──────── Dataset records ────────

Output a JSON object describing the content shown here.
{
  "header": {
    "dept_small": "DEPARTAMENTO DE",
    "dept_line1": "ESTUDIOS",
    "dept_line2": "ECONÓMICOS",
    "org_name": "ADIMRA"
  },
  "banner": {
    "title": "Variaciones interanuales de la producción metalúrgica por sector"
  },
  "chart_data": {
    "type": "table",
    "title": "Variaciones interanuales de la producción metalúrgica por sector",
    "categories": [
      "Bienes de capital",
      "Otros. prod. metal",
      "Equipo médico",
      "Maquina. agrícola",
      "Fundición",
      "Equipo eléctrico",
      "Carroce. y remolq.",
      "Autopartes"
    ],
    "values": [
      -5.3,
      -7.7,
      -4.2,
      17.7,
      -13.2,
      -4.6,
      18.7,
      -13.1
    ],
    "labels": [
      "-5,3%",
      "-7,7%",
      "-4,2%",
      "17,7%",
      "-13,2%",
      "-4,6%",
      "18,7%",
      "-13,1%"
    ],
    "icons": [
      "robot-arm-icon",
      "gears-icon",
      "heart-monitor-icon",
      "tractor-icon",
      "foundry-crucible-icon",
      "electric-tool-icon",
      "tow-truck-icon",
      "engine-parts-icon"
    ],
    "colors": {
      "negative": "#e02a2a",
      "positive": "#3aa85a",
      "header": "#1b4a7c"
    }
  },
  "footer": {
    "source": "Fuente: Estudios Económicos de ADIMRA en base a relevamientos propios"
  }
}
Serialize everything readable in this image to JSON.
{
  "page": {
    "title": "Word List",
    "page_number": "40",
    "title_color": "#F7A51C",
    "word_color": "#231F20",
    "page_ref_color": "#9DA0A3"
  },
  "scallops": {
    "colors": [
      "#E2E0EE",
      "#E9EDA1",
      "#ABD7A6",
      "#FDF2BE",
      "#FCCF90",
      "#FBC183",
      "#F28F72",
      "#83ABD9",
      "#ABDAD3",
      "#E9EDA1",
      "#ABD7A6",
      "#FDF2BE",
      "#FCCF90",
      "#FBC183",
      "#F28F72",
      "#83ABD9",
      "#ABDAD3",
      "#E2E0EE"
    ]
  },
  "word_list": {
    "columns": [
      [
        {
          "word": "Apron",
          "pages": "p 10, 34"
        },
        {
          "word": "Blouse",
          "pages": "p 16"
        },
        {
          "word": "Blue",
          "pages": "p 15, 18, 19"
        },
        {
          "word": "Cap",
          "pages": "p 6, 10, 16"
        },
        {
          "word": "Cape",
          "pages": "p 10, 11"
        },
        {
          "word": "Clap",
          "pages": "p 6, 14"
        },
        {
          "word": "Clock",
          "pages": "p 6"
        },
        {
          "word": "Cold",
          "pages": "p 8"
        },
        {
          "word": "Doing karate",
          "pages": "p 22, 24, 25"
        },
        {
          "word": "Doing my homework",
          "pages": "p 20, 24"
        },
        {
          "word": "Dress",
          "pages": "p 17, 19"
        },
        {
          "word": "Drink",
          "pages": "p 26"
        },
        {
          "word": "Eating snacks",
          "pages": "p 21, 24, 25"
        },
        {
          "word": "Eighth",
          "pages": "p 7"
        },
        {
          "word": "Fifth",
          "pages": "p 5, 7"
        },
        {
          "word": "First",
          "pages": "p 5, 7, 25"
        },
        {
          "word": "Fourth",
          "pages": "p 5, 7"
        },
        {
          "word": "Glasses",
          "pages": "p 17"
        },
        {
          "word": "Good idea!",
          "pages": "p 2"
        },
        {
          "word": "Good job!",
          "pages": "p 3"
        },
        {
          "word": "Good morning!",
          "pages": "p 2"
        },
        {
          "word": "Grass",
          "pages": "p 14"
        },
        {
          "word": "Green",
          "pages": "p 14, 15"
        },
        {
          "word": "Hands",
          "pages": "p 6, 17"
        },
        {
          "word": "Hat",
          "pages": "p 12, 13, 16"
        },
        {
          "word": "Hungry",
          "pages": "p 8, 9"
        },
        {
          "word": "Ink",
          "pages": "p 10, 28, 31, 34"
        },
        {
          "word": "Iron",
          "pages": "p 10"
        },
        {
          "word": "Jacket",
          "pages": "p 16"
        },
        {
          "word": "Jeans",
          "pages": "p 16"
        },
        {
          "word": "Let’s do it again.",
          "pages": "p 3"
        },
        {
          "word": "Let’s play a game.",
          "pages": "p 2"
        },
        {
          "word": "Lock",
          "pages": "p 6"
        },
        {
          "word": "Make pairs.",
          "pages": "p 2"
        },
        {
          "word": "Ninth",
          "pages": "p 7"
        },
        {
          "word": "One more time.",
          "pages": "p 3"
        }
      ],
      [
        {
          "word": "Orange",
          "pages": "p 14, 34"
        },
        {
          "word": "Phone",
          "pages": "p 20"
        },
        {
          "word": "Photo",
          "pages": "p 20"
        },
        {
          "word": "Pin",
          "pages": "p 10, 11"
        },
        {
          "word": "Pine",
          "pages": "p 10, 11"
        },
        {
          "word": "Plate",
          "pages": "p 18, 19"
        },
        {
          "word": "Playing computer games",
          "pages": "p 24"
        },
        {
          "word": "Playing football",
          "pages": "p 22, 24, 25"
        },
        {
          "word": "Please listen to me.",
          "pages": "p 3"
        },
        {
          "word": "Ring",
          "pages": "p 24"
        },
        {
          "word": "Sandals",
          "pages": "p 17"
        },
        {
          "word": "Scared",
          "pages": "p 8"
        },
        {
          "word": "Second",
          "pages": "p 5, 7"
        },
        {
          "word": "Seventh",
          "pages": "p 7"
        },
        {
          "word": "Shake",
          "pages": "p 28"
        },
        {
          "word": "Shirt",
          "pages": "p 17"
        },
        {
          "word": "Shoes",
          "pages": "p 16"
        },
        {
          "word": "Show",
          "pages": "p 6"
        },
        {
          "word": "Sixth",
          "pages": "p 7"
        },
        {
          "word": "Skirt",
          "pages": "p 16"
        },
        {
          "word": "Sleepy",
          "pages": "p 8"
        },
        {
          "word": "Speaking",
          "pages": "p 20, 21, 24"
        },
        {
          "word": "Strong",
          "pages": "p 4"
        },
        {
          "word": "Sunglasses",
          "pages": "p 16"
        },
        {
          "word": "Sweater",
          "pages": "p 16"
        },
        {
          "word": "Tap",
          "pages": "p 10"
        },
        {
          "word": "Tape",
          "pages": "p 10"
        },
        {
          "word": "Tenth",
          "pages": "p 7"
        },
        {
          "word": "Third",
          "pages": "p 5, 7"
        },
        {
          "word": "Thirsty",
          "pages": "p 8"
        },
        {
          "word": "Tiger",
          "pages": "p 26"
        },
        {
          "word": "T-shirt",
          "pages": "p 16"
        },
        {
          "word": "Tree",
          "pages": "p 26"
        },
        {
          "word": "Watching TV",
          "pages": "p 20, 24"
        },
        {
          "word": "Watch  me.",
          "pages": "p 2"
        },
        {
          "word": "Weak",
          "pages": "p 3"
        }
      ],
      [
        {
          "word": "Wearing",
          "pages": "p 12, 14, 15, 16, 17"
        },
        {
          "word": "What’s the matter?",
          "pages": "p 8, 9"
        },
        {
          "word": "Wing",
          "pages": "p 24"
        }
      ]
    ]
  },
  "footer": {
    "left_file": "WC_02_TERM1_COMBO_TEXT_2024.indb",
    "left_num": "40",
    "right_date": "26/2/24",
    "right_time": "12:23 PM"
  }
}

────────

■ What the exercise asks: Look through the entries above and list every line containing "metalúrgica".

■ Exercise result:
    "title": "Variaciones interanuales de la producción metalúrgica por sector"
    "title": "Variaciones interanuales de la producción metalúrgica por sector",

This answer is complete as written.